┌─ The records

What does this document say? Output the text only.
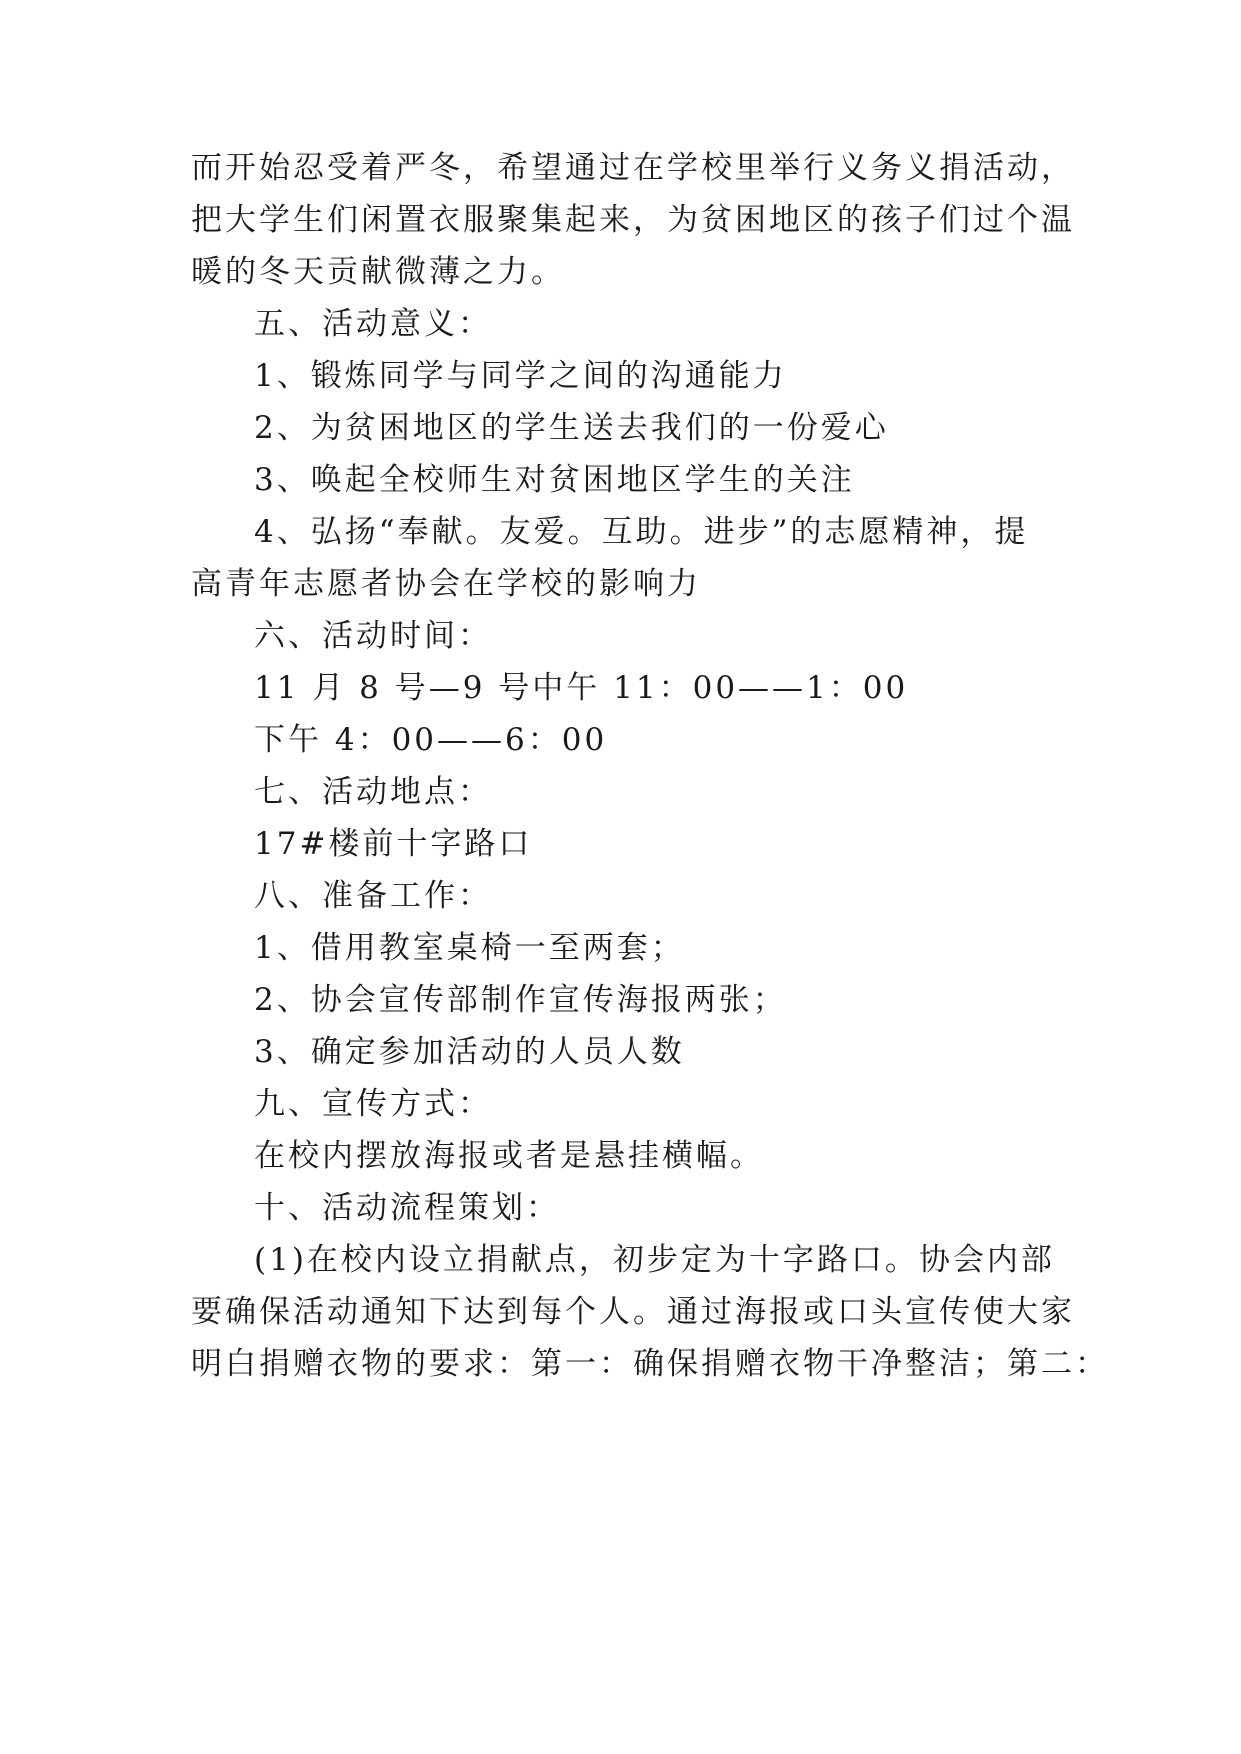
而开始忍受着严冬，希望通过在学校里举行义务义捐活动，

把大学生们闲置衣服聚集起来，为贫困地区的孩子们过个温

暖的冬天贡献微薄之力。

五、活动意义：

1、锻炼同学与同学之间的沟通能力

2、为贫困地区的学生送去我们的一份爱心

3、唤起全校师生对贫困地区学生的关注

4、弘扬“奉献。友爱。互助。进步”的志愿精神，提

高青年志愿者协会在学校的影响力

六、活动时间：

11 月 8 号—9 号中午 11：00——1：00

下午 4：00——6：00

七、活动地点：

17#楼前十字路口

八、准备工作：

1、借用教室桌椅一至两套；

2、协会宣传部制作宣传海报两张；

3、确定参加活动的人员人数

九、宣传方式：

在校内摆放海报或者是悬挂横幅。

十、活动流程策划：

(1)在校内设立捐献点，初步定为十字路口。协会内部

要确保活动通知下达到每个人。通过海报或口头宣传使大家

明白捐赠衣物的要求：第一：确保捐赠衣物干净整洁；第二：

└─

[The request] Repeat the listing above exactly, with no pictures.

[Final result]
What does this document say? Output the text only.
而开始忍受着严冬，希望通过在学校里举行义务义捐活动，

把大学生们闲置衣服聚集起来，为贫困地区的孩子们过个温

暖的冬天贡献微薄之力。

五、活动意义：

1、锻炼同学与同学之间的沟通能力

2、为贫困地区的学生送去我们的一份爱心

3、唤起全校师生对贫困地区学生的关注

4、弘扬“奉献。友爱。互助。进步”的志愿精神，提

高青年志愿者协会在学校的影响力

六、活动时间：

11 月 8 号—9 号中午 11：00——1：00

下午 4：00——6：00

七、活动地点：

17#楼前十字路口

八、准备工作：

1、借用教室桌椅一至两套；

2、协会宣传部制作宣传海报两张；

3、确定参加活动的人员人数

九、宣传方式：

在校内摆放海报或者是悬挂横幅。

十、活动流程策划：

(1)在校内设立捐献点，初步定为十字路口。协会内部

要确保活动通知下达到每个人。通过海报或口头宣传使大家

明白捐赠衣物的要求：第一：确保捐赠衣物干净整洁；第二：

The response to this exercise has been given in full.